- Task to complete
Write out all records as given; omit images.

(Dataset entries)
****************

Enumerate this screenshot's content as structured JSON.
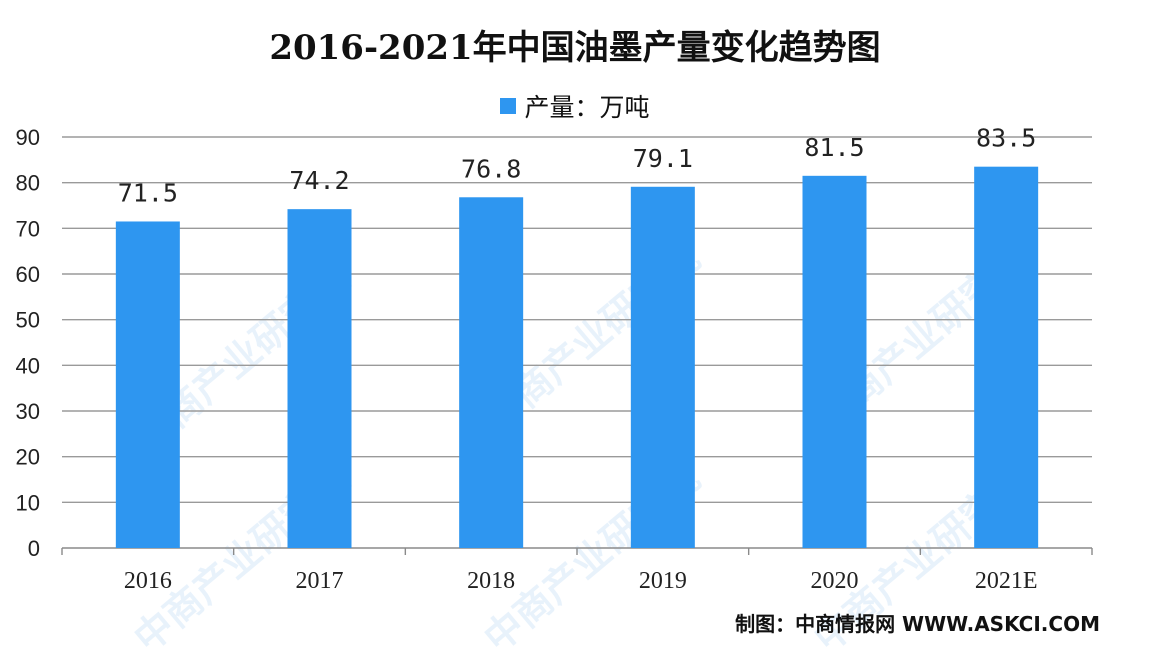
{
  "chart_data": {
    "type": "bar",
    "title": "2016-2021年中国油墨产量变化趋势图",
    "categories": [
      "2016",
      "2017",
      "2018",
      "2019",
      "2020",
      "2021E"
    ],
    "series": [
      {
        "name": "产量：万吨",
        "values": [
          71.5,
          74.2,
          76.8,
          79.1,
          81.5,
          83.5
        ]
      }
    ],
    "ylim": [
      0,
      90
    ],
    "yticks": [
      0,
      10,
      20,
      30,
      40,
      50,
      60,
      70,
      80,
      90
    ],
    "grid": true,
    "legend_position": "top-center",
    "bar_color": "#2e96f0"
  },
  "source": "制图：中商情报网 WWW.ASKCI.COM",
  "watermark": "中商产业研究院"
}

****************

- Output below
Enumerate this screenshot's content as structured JSON.
{
  "chart_data": {
    "type": "bar",
    "title": "2016-2021年中国油墨产量变化趋势图",
    "categories": [
      "2016",
      "2017",
      "2018",
      "2019",
      "2020",
      "2021E"
    ],
    "series": [
      {
        "name": "产量：万吨",
        "values": [
          71.5,
          74.2,
          76.8,
          79.1,
          81.5,
          83.5
        ]
      }
    ],
    "ylim": [
      0,
      90
    ],
    "yticks": [
      0,
      10,
      20,
      30,
      40,
      50,
      60,
      70,
      80,
      90
    ],
    "grid": true,
    "legend_position": "top-center",
    "bar_color": "#2e96f0"
  },
  "source": "制图：中商情报网 WWW.ASKCI.COM",
  "watermark": "中商产业研究院"
}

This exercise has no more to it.